***** Provided records
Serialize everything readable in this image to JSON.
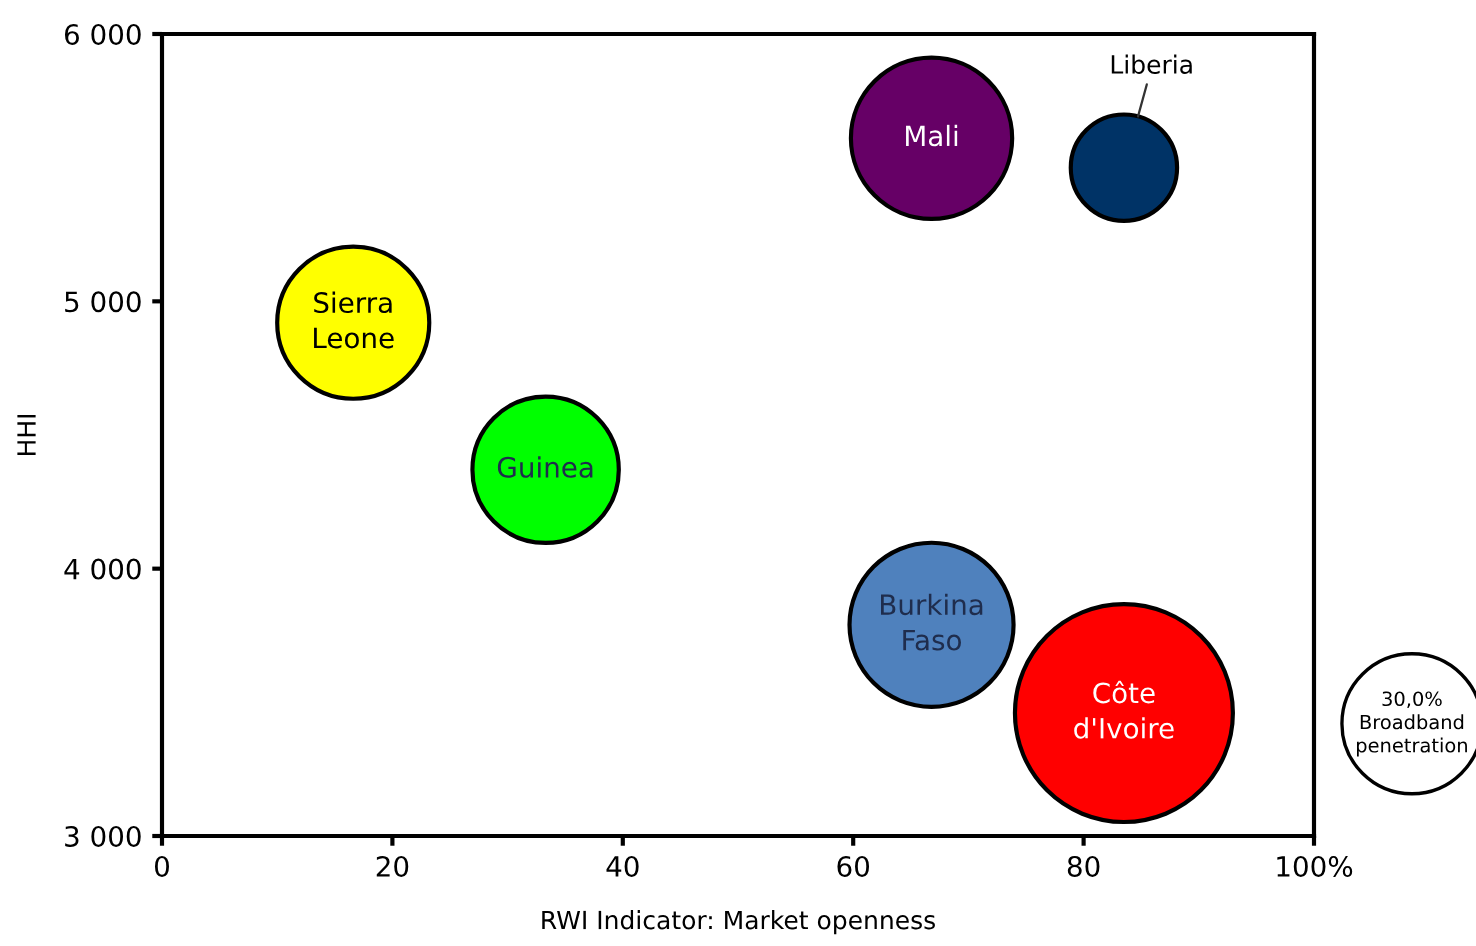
{
  "chart_data": {
    "type": "bubble",
    "xlabel": "RWI Indicator: Market openness",
    "ylabel": "HHI",
    "series": [
      {
        "name": "Sierra Leone",
        "color": "#ffff00",
        "x": [
          16.6
        ],
        "values": [
          4920
        ],
        "sizes": [
          35.4
        ]
      },
      {
        "name": "Guinea",
        "color": "#00ff00",
        "x": [
          33.3
        ],
        "values": [
          4370
        ],
        "sizes": [
          32.8
        ]
      },
      {
        "name": "Mali",
        "color": "#660066",
        "x": [
          66.8
        ],
        "values": [
          5610
        ],
        "sizes": [
          39.8
        ]
      },
      {
        "name": "Liberia",
        "color": "#003366",
        "x": [
          83.5
        ],
        "values": [
          5500
        ],
        "sizes": [
          17.3
        ]
      },
      {
        "name": "Burkina Faso",
        "color": "#4f81bd",
        "x": [
          66.8
        ],
        "values": [
          3790
        ],
        "sizes": [
          41.2
        ]
      },
      {
        "name": "Côte d'Ivoire",
        "color": "#ff0000",
        "x": [
          83.5
        ],
        "values": [
          3460
        ],
        "sizes": [
          72.7
        ]
      }
    ],
    "size_legend": [
      {
        "value": 30,
        "label": "30,0%"
      }
    ],
    "legend_title": "Broadband penetration",
    "xlim": [
      0,
      100
    ],
    "xticks": [
      0,
      20,
      40,
      60,
      80,
      {
        "value": 100,
        "label": "100%"
      }
    ],
    "ylim": [
      3000,
      6000
    ],
    "yticks": [
      {
        "value": 3000,
        "label": "3 000"
      },
      {
        "value": 4000,
        "label": "4 000"
      },
      {
        "value": 5000,
        "label": "5 000"
      },
      {
        "value": 6000,
        "label": "6 000"
      }
    ],
    "grid": false
  }
}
**********
Retype all the records shown above, character for character. Omit every picture.

• **Task response**
Serialize everything readable in this image to JSON.
{
  "chart_data": {
    "type": "bubble",
    "xlabel": "RWI Indicator: Market openness",
    "ylabel": "HHI",
    "series": [
      {
        "name": "Sierra Leone",
        "color": "#ffff00",
        "x": [
          16.6
        ],
        "values": [
          4920
        ],
        "sizes": [
          35.4
        ]
      },
      {
        "name": "Guinea",
        "color": "#00ff00",
        "x": [
          33.3
        ],
        "values": [
          4370
        ],
        "sizes": [
          32.8
        ]
      },
      {
        "name": "Mali",
        "color": "#660066",
        "x": [
          66.8
        ],
        "values": [
          5610
        ],
        "sizes": [
          39.8
        ]
      },
      {
        "name": "Liberia",
        "color": "#003366",
        "x": [
          83.5
        ],
        "values": [
          5500
        ],
        "sizes": [
          17.3
        ]
      },
      {
        "name": "Burkina Faso",
        "color": "#4f81bd",
        "x": [
          66.8
        ],
        "values": [
          3790
        ],
        "sizes": [
          41.2
        ]
      },
      {
        "name": "Côte d'Ivoire",
        "color": "#ff0000",
        "x": [
          83.5
        ],
        "values": [
          3460
        ],
        "sizes": [
          72.7
        ]
      }
    ],
    "size_legend": [
      {
        "value": 30,
        "label": "30,0%"
      }
    ],
    "legend_title": "Broadband penetration",
    "xlim": [
      0,
      100
    ],
    "xticks": [
      0,
      20,
      40,
      60,
      80,
      {
        "value": 100,
        "label": "100%"
      }
    ],
    "ylim": [
      3000,
      6000
    ],
    "yticks": [
      {
        "value": 3000,
        "label": "3 000"
      },
      {
        "value": 4000,
        "label": "4 000"
      },
      {
        "value": 5000,
        "label": "5 000"
      },
      {
        "value": 6000,
        "label": "6 000"
      }
    ],
    "grid": false
  }
}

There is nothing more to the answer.